[Recorded data]
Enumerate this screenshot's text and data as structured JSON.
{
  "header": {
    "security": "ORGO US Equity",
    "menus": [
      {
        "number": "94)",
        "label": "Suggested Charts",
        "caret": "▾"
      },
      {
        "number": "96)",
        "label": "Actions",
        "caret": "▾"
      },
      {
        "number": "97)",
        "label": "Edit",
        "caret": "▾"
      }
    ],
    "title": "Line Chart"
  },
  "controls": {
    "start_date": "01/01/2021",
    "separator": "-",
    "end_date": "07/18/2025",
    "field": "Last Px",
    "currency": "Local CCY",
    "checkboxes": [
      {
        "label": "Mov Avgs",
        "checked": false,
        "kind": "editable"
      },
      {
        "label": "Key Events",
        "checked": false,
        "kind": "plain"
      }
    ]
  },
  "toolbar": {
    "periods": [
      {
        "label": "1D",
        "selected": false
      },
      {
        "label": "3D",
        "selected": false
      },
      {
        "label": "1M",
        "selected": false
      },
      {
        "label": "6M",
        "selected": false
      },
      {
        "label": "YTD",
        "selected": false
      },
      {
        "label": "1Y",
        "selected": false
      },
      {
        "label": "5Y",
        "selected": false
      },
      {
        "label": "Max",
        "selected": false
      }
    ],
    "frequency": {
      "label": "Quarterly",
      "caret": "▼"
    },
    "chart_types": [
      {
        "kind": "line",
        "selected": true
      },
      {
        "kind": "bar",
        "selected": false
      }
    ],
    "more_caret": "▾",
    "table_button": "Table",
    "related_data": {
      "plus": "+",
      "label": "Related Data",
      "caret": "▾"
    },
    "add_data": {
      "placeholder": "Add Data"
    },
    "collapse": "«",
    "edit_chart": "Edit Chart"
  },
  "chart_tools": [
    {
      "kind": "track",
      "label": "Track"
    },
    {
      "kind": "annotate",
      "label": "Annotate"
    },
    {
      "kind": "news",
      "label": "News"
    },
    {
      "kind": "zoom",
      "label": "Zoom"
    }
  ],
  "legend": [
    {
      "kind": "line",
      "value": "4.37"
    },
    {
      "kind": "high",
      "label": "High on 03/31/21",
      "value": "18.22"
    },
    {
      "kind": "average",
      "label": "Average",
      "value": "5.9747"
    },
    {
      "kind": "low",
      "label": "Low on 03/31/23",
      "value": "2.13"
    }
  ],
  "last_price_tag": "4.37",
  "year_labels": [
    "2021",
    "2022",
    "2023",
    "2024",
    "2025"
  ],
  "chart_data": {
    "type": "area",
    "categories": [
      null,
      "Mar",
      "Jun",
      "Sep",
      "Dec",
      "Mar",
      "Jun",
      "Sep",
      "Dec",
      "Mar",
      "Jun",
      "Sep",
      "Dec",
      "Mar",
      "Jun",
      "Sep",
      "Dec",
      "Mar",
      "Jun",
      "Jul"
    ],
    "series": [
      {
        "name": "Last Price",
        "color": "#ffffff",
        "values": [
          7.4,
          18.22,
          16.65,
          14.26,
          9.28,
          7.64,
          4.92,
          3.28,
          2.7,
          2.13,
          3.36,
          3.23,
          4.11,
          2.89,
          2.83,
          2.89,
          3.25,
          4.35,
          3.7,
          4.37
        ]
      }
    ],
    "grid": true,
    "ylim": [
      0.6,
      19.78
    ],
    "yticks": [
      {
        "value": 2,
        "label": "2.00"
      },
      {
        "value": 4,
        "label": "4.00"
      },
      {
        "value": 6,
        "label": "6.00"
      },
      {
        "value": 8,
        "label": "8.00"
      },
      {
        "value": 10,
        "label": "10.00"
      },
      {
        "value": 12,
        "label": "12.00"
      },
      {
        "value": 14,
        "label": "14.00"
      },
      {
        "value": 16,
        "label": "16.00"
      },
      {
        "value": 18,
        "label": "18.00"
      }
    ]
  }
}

§ Written exercise
From the records above, extract every entry exactly as given.

§ Written answer
Enumerate this screenshot's text and data as structured JSON.
{
  "header": {
    "security": "ORGO US Equity",
    "menus": [
      {
        "number": "94)",
        "label": "Suggested Charts",
        "caret": "▾"
      },
      {
        "number": "96)",
        "label": "Actions",
        "caret": "▾"
      },
      {
        "number": "97)",
        "label": "Edit",
        "caret": "▾"
      }
    ],
    "title": "Line Chart"
  },
  "controls": {
    "start_date": "01/01/2021",
    "separator": "-",
    "end_date": "07/18/2025",
    "field": "Last Px",
    "currency": "Local CCY",
    "checkboxes": [
      {
        "label": "Mov Avgs",
        "checked": false,
        "kind": "editable"
      },
      {
        "label": "Key Events",
        "checked": false,
        "kind": "plain"
      }
    ]
  },
  "toolbar": {
    "periods": [
      {
        "label": "1D",
        "selected": false
      },
      {
        "label": "3D",
        "selected": false
      },
      {
        "label": "1M",
        "selected": false
      },
      {
        "label": "6M",
        "selected": false
      },
      {
        "label": "YTD",
        "selected": false
      },
      {
        "label": "1Y",
        "selected": false
      },
      {
        "label": "5Y",
        "selected": false
      },
      {
        "label": "Max",
        "selected": false
      }
    ],
    "frequency": {
      "label": "Quarterly",
      "caret": "▼"
    },
    "chart_types": [
      {
        "kind": "line",
        "selected": true
      },
      {
        "kind": "bar",
        "selected": false
      }
    ],
    "more_caret": "▾",
    "table_button": "Table",
    "related_data": {
      "plus": "+",
      "label": "Related Data",
      "caret": "▾"
    },
    "add_data": {
      "placeholder": "Add Data"
    },
    "collapse": "«",
    "edit_chart": "Edit Chart"
  },
  "chart_tools": [
    {
      "kind": "track",
      "label": "Track"
    },
    {
      "kind": "annotate",
      "label": "Annotate"
    },
    {
      "kind": "news",
      "label": "News"
    },
    {
      "kind": "zoom",
      "label": "Zoom"
    }
  ],
  "legend": [
    {
      "kind": "line",
      "value": "4.37"
    },
    {
      "kind": "high",
      "label": "High on 03/31/21",
      "value": "18.22"
    },
    {
      "kind": "average",
      "label": "Average",
      "value": "5.9747"
    },
    {
      "kind": "low",
      "label": "Low on 03/31/23",
      "value": "2.13"
    }
  ],
  "last_price_tag": "4.37",
  "year_labels": [
    "2021",
    "2022",
    "2023",
    "2024",
    "2025"
  ],
  "chart_data": {
    "type": "area",
    "categories": [
      null,
      "Mar",
      "Jun",
      "Sep",
      "Dec",
      "Mar",
      "Jun",
      "Sep",
      "Dec",
      "Mar",
      "Jun",
      "Sep",
      "Dec",
      "Mar",
      "Jun",
      "Sep",
      "Dec",
      "Mar",
      "Jun",
      "Jul"
    ],
    "series": [
      {
        "name": "Last Price",
        "color": "#ffffff",
        "values": [
          7.4,
          18.22,
          16.65,
          14.26,
          9.28,
          7.64,
          4.92,
          3.28,
          2.7,
          2.13,
          3.36,
          3.23,
          4.11,
          2.89,
          2.83,
          2.89,
          3.25,
          4.35,
          3.7,
          4.37
        ]
      }
    ],
    "grid": true,
    "ylim": [
      0.6,
      19.78
    ],
    "yticks": [
      {
        "value": 2,
        "label": "2.00"
      },
      {
        "value": 4,
        "label": "4.00"
      },
      {
        "value": 6,
        "label": "6.00"
      },
      {
        "value": 8,
        "label": "8.00"
      },
      {
        "value": 10,
        "label": "10.00"
      },
      {
        "value": 12,
        "label": "12.00"
      },
      {
        "value": 14,
        "label": "14.00"
      },
      {
        "value": 16,
        "label": "16.00"
      },
      {
        "value": 18,
        "label": "18.00"
      }
    ]
  }
}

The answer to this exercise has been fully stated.